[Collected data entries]
** Begin **
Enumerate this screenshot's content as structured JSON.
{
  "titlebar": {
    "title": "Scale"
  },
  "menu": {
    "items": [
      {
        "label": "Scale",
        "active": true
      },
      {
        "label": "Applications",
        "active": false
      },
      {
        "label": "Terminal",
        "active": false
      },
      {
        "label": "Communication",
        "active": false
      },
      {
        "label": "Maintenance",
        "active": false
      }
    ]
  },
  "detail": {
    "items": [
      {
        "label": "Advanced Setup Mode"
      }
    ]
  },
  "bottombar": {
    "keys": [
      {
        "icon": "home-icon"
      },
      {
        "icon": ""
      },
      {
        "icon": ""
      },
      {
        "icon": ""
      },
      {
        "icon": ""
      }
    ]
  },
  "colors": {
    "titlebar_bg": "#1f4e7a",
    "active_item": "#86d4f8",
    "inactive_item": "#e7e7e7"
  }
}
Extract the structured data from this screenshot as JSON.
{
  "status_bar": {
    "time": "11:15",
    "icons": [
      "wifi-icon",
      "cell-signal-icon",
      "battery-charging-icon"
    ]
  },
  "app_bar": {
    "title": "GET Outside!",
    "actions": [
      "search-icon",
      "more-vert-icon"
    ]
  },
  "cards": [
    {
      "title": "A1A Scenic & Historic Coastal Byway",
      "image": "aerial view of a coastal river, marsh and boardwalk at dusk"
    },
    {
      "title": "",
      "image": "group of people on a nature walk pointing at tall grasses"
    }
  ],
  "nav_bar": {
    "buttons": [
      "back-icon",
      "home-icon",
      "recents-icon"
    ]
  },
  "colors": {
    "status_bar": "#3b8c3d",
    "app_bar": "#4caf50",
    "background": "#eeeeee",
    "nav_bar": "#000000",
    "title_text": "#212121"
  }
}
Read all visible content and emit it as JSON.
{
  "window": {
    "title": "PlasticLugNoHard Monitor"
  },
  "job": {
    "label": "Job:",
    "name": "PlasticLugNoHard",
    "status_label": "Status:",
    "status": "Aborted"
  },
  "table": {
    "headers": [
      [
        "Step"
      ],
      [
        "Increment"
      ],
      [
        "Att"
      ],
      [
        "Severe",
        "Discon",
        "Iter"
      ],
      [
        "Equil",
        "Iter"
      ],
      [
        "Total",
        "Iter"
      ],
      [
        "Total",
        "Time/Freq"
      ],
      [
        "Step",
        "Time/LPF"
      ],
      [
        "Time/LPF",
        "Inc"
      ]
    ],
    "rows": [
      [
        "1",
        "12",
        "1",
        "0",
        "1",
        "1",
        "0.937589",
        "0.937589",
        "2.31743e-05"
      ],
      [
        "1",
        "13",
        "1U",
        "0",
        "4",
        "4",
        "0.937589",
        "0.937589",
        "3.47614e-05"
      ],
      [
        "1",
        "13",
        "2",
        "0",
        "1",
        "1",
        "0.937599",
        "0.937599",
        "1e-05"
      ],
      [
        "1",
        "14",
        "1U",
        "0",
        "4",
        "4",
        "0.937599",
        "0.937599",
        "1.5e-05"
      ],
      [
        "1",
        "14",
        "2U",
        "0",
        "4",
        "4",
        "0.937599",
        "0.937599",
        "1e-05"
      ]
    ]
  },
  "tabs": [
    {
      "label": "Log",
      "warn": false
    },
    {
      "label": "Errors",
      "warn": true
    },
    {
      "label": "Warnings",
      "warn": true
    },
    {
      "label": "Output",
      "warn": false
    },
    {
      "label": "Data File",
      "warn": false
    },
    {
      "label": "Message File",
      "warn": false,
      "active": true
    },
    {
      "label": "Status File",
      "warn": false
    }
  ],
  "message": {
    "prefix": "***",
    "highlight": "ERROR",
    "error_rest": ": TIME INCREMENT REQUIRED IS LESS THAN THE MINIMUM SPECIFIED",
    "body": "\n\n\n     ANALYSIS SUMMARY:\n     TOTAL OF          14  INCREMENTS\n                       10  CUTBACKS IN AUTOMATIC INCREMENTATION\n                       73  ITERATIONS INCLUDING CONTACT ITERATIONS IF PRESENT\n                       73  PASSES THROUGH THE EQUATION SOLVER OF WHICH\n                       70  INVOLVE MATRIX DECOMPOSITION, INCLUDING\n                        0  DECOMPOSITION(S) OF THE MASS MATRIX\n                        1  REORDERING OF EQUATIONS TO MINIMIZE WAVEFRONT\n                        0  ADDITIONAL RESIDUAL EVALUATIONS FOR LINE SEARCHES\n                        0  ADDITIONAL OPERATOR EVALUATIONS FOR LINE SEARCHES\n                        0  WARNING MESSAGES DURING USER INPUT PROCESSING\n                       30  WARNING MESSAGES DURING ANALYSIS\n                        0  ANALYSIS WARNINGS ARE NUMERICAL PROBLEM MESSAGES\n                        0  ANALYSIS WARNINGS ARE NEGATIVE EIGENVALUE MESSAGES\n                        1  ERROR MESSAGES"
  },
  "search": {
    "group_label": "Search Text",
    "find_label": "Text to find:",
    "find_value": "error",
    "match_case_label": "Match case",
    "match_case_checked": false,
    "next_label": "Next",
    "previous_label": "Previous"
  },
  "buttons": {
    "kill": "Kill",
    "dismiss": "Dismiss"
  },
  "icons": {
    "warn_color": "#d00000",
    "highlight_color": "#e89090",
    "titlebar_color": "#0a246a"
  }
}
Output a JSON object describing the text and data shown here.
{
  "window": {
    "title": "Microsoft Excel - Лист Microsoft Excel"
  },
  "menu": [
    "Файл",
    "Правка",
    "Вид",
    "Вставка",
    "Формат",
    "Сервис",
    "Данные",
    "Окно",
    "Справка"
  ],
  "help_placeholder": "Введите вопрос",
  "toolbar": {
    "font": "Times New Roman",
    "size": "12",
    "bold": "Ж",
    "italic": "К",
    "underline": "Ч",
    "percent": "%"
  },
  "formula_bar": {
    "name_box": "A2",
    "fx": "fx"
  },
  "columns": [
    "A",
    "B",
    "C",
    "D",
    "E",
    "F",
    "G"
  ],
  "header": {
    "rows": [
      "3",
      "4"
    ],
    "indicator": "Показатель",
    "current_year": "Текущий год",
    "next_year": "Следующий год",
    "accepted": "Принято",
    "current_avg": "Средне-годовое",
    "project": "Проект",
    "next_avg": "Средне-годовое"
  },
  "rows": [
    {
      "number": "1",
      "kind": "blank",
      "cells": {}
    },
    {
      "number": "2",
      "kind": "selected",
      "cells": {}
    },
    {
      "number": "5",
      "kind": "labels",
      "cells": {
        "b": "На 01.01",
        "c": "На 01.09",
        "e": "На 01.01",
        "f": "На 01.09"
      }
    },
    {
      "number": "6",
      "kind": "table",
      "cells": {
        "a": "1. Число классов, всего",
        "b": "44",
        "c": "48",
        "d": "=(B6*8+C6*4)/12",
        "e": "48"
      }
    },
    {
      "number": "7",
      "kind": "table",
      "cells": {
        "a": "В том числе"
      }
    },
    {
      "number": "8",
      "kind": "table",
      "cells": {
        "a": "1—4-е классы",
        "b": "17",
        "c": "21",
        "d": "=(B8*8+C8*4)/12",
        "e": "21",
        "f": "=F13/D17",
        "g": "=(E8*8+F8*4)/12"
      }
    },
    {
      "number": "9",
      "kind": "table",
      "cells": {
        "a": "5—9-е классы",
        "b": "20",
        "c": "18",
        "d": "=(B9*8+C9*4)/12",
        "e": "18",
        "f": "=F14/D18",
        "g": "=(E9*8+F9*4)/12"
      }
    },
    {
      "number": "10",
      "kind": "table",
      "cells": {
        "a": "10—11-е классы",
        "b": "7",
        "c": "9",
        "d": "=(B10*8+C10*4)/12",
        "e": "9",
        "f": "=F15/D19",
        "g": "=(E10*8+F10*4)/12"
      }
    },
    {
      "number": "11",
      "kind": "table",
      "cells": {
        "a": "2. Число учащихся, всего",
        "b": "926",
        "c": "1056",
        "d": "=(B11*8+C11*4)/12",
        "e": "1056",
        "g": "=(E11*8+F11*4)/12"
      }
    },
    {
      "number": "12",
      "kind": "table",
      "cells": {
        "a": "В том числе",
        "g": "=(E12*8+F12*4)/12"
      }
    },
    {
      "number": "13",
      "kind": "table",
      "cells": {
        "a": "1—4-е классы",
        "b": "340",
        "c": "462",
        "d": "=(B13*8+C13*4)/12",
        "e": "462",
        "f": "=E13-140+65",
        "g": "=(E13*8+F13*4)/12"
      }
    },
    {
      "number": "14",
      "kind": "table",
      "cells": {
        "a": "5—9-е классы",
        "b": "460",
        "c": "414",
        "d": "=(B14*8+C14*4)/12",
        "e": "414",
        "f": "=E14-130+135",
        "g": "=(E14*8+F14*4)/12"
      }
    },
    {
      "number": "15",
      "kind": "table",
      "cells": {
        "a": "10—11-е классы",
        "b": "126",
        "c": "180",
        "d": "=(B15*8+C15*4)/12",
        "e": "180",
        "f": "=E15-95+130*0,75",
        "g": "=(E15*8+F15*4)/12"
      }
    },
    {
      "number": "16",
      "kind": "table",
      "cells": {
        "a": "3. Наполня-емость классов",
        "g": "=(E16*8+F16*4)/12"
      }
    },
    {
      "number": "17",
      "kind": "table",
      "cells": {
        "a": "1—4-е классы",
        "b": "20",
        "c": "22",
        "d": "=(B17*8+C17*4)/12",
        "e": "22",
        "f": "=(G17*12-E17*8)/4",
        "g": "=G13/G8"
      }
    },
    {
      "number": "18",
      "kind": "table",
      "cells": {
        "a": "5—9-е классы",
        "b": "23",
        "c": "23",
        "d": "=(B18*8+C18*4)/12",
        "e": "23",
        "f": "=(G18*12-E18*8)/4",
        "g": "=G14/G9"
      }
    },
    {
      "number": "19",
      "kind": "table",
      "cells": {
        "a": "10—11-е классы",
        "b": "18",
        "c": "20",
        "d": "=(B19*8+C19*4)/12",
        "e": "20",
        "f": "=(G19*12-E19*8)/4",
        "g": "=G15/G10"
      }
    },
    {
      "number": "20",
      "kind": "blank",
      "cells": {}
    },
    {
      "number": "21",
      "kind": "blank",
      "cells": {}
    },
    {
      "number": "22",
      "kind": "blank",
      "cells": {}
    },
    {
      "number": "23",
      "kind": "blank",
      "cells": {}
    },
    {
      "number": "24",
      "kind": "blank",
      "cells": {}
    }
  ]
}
** End **
> _OBJECTIVE_
Give the count of lines that hold the word "классов", with nothing added.

> _FINISHED ANSWER_
2